— begin RECORDS FOR THE EXERCISE —

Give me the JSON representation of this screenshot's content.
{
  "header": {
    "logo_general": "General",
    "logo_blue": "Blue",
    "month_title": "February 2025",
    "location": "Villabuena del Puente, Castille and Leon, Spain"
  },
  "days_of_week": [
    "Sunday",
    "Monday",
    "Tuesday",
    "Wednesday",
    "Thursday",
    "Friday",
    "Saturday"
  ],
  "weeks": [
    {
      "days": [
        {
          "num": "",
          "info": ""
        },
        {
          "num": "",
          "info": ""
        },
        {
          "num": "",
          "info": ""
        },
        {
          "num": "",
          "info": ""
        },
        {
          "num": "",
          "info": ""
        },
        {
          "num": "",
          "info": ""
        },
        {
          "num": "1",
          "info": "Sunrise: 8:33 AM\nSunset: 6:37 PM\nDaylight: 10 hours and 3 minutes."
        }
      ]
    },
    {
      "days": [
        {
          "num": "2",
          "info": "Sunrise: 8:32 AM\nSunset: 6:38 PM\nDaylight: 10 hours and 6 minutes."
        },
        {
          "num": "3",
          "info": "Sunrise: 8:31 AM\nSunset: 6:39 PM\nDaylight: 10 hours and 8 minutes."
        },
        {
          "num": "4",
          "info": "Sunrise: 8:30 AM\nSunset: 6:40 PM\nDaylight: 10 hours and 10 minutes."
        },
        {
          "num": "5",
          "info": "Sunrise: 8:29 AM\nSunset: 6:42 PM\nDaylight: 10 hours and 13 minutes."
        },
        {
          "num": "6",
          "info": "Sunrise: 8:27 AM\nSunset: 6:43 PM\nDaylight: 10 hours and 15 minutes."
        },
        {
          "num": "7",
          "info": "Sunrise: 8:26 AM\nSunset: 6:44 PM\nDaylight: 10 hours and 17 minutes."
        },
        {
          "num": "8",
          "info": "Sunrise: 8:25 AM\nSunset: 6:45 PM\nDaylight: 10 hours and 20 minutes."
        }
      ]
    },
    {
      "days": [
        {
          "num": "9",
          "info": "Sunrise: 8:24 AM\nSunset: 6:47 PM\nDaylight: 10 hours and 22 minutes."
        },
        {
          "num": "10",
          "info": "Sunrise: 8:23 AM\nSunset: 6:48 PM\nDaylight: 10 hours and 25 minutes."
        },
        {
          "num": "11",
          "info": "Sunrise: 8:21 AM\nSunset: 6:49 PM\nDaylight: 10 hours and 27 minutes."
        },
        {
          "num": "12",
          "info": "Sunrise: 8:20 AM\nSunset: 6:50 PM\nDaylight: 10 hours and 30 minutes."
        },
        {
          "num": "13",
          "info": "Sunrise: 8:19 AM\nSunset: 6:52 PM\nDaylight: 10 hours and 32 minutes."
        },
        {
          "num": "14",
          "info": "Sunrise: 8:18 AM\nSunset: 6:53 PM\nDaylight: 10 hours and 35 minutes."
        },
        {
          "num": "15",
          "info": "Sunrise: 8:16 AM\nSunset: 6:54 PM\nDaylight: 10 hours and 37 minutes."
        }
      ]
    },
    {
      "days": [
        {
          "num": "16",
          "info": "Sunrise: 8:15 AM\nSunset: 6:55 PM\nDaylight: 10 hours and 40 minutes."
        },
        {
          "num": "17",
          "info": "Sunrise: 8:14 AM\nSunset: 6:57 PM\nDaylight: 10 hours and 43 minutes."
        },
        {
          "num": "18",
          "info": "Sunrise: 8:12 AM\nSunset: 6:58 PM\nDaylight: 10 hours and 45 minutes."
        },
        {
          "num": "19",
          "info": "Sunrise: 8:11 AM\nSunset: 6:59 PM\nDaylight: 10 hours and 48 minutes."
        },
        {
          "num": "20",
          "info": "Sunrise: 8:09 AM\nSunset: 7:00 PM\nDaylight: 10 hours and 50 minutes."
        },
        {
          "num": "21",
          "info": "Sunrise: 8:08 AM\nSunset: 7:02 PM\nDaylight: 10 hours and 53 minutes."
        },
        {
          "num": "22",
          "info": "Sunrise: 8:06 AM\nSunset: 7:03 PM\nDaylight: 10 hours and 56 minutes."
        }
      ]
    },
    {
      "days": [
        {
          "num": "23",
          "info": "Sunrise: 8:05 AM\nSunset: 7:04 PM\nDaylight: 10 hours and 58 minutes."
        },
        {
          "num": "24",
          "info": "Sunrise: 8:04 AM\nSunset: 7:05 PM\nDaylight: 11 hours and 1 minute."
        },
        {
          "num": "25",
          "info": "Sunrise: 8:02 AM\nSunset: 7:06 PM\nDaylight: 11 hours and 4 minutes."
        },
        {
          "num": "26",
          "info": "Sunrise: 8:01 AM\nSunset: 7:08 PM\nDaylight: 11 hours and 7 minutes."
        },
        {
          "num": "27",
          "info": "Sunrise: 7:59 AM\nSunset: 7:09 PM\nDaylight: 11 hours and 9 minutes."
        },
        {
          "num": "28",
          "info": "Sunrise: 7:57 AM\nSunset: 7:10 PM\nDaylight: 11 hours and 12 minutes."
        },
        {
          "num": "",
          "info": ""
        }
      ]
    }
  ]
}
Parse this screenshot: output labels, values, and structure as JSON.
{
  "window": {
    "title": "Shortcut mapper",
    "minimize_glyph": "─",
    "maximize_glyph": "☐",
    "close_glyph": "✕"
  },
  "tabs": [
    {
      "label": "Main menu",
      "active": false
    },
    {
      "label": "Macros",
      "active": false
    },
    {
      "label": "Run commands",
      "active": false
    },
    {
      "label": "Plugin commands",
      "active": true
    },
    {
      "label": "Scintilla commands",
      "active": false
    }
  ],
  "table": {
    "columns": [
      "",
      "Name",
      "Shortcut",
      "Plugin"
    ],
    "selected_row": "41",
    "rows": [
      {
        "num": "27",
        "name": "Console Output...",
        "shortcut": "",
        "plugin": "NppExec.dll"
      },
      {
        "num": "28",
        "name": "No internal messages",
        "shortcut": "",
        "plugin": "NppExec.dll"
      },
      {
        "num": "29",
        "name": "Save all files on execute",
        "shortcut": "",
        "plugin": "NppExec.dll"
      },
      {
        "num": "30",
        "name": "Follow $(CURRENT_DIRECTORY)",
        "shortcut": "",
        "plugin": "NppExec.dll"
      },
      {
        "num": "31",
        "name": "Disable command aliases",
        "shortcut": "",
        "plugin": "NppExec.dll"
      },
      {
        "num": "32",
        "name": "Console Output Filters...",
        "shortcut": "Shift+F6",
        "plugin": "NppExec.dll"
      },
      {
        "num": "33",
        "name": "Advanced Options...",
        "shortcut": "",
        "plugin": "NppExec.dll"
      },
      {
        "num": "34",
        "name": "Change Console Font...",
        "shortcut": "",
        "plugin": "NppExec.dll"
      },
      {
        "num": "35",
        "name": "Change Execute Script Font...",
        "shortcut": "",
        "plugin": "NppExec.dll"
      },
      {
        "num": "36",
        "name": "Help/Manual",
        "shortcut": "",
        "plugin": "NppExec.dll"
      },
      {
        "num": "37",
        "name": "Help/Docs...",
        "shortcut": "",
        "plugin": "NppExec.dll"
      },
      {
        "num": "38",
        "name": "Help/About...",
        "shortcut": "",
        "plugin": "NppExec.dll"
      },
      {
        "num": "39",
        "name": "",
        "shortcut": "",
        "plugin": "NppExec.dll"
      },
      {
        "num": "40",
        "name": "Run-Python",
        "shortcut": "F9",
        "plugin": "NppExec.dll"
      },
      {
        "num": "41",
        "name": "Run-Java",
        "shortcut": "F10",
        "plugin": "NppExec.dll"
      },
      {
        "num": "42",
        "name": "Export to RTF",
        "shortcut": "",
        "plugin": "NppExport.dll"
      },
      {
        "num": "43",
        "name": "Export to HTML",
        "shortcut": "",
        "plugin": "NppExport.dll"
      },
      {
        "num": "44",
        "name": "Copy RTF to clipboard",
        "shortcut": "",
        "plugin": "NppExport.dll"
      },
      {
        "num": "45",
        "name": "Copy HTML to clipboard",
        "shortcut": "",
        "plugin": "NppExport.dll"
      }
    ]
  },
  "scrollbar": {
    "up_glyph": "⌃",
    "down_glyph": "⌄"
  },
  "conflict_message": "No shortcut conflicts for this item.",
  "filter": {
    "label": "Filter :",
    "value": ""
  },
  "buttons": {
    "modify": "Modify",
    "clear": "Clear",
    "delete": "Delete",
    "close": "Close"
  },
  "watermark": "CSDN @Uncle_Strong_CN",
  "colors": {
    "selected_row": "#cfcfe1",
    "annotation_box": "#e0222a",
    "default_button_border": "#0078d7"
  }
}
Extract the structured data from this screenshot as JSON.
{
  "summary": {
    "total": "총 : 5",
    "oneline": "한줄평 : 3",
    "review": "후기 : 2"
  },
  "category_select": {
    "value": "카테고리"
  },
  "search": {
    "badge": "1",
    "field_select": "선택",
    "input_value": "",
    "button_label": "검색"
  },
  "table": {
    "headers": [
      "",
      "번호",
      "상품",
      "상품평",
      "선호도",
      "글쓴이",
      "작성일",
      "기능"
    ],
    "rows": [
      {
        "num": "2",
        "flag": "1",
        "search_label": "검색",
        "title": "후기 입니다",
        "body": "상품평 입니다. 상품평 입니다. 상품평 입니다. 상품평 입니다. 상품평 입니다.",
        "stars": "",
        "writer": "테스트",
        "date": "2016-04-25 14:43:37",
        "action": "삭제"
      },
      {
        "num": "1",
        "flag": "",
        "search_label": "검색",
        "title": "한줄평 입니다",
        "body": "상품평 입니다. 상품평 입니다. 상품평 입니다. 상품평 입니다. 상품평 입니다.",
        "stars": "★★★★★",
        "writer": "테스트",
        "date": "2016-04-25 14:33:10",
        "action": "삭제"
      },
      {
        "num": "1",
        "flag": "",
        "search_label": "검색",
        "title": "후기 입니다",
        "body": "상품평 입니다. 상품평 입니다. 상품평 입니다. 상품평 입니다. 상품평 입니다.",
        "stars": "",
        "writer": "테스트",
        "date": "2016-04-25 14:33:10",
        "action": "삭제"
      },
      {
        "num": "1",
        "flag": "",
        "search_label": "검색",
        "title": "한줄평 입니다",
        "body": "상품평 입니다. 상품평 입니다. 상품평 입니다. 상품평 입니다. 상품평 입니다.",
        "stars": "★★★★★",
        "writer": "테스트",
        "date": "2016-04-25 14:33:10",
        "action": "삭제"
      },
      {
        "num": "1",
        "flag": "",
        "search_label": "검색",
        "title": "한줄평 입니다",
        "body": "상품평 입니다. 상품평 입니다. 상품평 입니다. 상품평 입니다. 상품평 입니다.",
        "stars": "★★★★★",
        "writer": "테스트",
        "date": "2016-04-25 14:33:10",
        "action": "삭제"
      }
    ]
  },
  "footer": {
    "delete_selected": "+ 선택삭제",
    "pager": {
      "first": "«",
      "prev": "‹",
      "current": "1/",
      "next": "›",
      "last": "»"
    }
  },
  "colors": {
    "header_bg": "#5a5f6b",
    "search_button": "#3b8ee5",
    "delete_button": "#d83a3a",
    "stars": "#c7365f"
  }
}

— end RECORDS FOR THE EXERCISE —

### DIRECTIONS
Find the string "JSON" in the records, then copy each line where it occurs.

### SOLUTION
Give me the JSON representation of this screenshot's content.
Parse this screenshot: output labels, values, and structure as JSON.
Extract the structured data from this screenshot as JSON.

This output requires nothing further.